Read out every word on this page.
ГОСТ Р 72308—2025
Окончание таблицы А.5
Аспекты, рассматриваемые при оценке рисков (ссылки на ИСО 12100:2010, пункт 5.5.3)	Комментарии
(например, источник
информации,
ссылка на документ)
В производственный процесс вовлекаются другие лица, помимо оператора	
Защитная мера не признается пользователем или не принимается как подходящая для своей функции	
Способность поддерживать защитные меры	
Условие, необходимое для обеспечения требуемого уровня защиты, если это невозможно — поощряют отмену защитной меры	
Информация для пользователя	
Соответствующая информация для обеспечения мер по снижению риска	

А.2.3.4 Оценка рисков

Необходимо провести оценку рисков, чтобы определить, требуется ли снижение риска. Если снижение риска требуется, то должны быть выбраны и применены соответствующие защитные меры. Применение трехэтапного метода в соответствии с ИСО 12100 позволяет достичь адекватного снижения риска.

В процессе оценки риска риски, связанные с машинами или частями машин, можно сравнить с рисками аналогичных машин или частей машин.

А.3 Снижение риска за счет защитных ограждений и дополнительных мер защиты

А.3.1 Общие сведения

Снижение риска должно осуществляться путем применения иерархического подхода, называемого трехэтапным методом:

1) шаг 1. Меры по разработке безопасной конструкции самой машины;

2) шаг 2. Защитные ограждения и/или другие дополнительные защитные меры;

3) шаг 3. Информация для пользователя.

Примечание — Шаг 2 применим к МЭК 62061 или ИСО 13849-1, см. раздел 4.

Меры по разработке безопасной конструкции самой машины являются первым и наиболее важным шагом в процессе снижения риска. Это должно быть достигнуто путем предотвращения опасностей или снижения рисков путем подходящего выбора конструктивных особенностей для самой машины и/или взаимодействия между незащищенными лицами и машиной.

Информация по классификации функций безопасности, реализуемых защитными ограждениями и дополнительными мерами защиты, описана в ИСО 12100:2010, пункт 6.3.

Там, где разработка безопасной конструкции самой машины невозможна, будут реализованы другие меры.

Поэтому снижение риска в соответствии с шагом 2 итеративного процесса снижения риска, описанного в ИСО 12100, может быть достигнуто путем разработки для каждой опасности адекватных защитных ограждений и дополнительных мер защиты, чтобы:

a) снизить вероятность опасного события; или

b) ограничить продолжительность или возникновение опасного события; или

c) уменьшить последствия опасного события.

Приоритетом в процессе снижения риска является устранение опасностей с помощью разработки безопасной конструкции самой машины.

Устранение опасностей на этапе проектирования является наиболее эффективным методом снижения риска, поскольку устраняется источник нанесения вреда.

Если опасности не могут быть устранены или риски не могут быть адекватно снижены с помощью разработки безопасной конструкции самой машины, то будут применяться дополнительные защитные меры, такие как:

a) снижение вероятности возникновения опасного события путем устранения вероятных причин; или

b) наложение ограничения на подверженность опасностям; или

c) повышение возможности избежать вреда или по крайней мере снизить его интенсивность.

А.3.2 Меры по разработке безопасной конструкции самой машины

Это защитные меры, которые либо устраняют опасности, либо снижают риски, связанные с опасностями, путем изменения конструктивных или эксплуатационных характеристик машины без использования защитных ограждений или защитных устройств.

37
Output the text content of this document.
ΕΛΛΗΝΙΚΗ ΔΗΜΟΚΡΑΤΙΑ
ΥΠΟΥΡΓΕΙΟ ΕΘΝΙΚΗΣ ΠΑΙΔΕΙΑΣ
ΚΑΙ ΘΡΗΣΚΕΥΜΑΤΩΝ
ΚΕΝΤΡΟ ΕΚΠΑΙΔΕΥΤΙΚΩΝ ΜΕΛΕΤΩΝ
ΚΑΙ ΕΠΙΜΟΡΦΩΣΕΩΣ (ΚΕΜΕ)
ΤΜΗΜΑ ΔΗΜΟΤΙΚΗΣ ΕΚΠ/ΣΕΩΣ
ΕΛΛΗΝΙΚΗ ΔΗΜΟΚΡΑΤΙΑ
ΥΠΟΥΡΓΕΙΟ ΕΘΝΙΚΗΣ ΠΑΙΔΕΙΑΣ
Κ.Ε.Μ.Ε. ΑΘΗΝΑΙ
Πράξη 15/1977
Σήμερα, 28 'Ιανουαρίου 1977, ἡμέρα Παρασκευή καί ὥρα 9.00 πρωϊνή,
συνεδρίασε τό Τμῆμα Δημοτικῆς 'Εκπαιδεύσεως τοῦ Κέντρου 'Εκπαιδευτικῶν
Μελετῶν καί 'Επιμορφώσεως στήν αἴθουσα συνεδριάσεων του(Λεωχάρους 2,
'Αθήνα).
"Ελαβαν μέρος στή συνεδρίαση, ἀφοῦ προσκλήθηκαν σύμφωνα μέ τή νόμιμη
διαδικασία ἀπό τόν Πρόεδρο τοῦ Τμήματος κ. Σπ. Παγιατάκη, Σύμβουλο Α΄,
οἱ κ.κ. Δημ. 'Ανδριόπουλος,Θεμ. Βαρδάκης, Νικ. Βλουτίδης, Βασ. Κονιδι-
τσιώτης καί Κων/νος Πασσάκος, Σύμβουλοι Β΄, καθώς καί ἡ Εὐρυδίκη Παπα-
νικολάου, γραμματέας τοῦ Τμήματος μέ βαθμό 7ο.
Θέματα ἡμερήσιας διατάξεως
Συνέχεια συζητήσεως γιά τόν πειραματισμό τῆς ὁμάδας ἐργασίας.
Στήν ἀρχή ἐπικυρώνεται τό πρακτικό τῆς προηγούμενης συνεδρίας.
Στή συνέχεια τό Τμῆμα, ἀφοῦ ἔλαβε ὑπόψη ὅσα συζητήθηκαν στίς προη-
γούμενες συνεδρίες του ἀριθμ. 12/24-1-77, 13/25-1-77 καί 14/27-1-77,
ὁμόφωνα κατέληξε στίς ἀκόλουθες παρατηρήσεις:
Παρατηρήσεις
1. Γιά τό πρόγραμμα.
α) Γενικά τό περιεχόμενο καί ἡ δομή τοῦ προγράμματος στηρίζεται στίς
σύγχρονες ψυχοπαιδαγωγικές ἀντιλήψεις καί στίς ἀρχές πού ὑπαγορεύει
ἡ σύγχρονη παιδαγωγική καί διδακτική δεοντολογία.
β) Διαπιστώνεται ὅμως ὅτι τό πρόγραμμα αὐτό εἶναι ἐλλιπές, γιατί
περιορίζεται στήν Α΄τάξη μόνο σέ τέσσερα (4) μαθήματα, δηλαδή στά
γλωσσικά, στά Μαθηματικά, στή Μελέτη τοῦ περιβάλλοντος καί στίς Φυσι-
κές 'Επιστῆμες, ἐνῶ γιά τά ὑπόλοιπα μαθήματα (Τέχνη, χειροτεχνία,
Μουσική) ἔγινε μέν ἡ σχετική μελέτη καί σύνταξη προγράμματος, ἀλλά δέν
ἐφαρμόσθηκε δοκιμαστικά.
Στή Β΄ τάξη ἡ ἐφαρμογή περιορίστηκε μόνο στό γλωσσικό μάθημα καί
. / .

----

■ Work to complete
Determine how many of the lines above hold the word "риски", and output that number by itself.

■ Answer for the task
3